# YOUR TASK
Write out the data below in full. Keep it exact.

# INPUT FOR THIS TASK
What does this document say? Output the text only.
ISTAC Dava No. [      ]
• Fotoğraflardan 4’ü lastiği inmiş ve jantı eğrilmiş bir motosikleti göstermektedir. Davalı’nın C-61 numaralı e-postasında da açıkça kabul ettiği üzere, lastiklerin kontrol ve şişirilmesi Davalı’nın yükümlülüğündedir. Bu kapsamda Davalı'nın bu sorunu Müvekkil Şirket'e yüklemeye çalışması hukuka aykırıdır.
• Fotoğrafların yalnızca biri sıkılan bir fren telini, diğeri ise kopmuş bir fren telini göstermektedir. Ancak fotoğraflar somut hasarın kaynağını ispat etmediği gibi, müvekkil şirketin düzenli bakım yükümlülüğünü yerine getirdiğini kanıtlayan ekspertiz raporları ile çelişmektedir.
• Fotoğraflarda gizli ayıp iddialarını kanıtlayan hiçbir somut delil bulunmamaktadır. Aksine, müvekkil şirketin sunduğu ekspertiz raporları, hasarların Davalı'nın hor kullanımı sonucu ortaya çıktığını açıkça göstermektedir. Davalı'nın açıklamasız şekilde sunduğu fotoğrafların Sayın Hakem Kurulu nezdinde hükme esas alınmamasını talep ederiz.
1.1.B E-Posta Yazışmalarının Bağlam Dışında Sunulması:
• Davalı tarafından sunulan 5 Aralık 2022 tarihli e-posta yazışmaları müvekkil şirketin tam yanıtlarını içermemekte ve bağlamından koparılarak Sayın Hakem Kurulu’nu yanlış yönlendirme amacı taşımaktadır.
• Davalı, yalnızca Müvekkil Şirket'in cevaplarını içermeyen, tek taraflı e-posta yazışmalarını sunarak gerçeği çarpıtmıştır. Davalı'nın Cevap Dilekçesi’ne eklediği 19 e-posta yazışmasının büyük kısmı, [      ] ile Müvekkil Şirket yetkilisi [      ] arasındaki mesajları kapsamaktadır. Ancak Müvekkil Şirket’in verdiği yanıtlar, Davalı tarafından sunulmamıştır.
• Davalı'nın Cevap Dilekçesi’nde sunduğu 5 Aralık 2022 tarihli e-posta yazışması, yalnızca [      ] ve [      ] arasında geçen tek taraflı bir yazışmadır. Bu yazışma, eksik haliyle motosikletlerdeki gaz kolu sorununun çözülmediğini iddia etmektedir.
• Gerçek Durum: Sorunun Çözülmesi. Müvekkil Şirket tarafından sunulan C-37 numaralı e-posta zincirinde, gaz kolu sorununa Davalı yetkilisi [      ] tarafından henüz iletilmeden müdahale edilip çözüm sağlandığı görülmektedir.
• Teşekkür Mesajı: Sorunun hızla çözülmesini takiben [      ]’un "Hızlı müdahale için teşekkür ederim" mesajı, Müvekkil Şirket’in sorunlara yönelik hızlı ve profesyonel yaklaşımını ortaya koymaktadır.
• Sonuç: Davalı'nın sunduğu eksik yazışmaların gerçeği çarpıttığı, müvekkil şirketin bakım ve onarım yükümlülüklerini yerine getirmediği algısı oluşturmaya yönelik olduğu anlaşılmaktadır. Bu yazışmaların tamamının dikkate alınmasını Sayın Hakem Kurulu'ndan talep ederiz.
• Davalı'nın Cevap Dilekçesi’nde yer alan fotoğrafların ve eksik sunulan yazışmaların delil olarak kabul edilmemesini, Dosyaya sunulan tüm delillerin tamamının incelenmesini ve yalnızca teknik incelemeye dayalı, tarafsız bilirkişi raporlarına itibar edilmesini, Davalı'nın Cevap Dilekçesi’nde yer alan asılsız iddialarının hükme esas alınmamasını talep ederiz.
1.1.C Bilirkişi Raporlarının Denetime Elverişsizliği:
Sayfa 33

# RESULT
What does this document say? Output the text only.
ISTAC Dava No. [      ]
• Fotoğraflardan 4’ü lastiği inmiş ve jantı eğrilmiş bir motosikleti göstermektedir. Davalı’nın C-61 numaralı e-postasında da açıkça kabul ettiği üzere, lastiklerin kontrol ve şişirilmesi Davalı’nın yükümlülüğündedir. Bu kapsamda Davalı'nın bu sorunu Müvekkil Şirket'e yüklemeye çalışması hukuka aykırıdır.
• Fotoğrafların yalnızca biri sıkılan bir fren telini, diğeri ise kopmuş bir fren telini göstermektedir. Ancak fotoğraflar somut hasarın kaynağını ispat etmediği gibi, müvekkil şirketin düzenli bakım yükümlülüğünü yerine getirdiğini kanıtlayan ekspertiz raporları ile çelişmektedir.
• Fotoğraflarda gizli ayıp iddialarını kanıtlayan hiçbir somut delil bulunmamaktadır. Aksine, müvekkil şirketin sunduğu ekspertiz raporları, hasarların Davalı'nın hor kullanımı sonucu ortaya çıktığını açıkça göstermektedir. Davalı'nın açıklamasız şekilde sunduğu fotoğrafların Sayın Hakem Kurulu nezdinde hükme esas alınmamasını talep ederiz.
1.1.B E-Posta Yazışmalarının Bağlam Dışında Sunulması:
• Davalı tarafından sunulan 5 Aralık 2022 tarihli e-posta yazışmaları müvekkil şirketin tam yanıtlarını içermemekte ve bağlamından koparılarak Sayın Hakem Kurulu’nu yanlış yönlendirme amacı taşımaktadır.
• Davalı, yalnızca Müvekkil Şirket'in cevaplarını içermeyen, tek taraflı e-posta yazışmalarını sunarak gerçeği çarpıtmıştır. Davalı'nın Cevap Dilekçesi’ne eklediği 19 e-posta yazışmasının büyük kısmı, [      ] ile Müvekkil Şirket yetkilisi [      ] arasındaki mesajları kapsamaktadır. Ancak Müvekkil Şirket’in verdiği yanıtlar, Davalı tarafından sunulmamıştır.
• Davalı'nın Cevap Dilekçesi’nde sunduğu 5 Aralık 2022 tarihli e-posta yazışması, yalnızca [      ] ve [      ] arasında geçen tek taraflı bir yazışmadır. Bu yazışma, eksik haliyle motosikletlerdeki gaz kolu sorununun çözülmediğini iddia etmektedir.
• Gerçek Durum: Sorunun Çözülmesi. Müvekkil Şirket tarafından sunulan C-37 numaralı e-posta zincirinde, gaz kolu sorununa Davalı yetkilisi [      ] tarafından henüz iletilmeden müdahale edilip çözüm sağlandığı görülmektedir.
• Teşekkür Mesajı: Sorunun hızla çözülmesini takiben [      ]’un "Hızlı müdahale için teşekkür ederim" mesajı, Müvekkil Şirket’in sorunlara yönelik hızlı ve profesyonel yaklaşımını ortaya koymaktadır.
• Sonuç: Davalı'nın sunduğu eksik yazışmaların gerçeği çarpıttığı, müvekkil şirketin bakım ve onarım yükümlülüklerini yerine getirmediği algısı oluşturmaya yönelik olduğu anlaşılmaktadır. Bu yazışmaların tamamının dikkate alınmasını Sayın Hakem Kurulu'ndan talep ederiz.
• Davalı'nın Cevap Dilekçesi’nde yer alan fotoğrafların ve eksik sunulan yazışmaların delil olarak kabul edilmemesini, Dosyaya sunulan tüm delillerin tamamının incelenmesini ve yalnızca teknik incelemeye dayalı, tarafsız bilirkişi raporlarına itibar edilmesini, Davalı'nın Cevap Dilekçesi’nde yer alan asılsız iddialarının hükme esas alınmamasını talep ederiz.
1.1.C Bilirkişi Raporlarının Denetime Elverişsizliği:
Sayfa 33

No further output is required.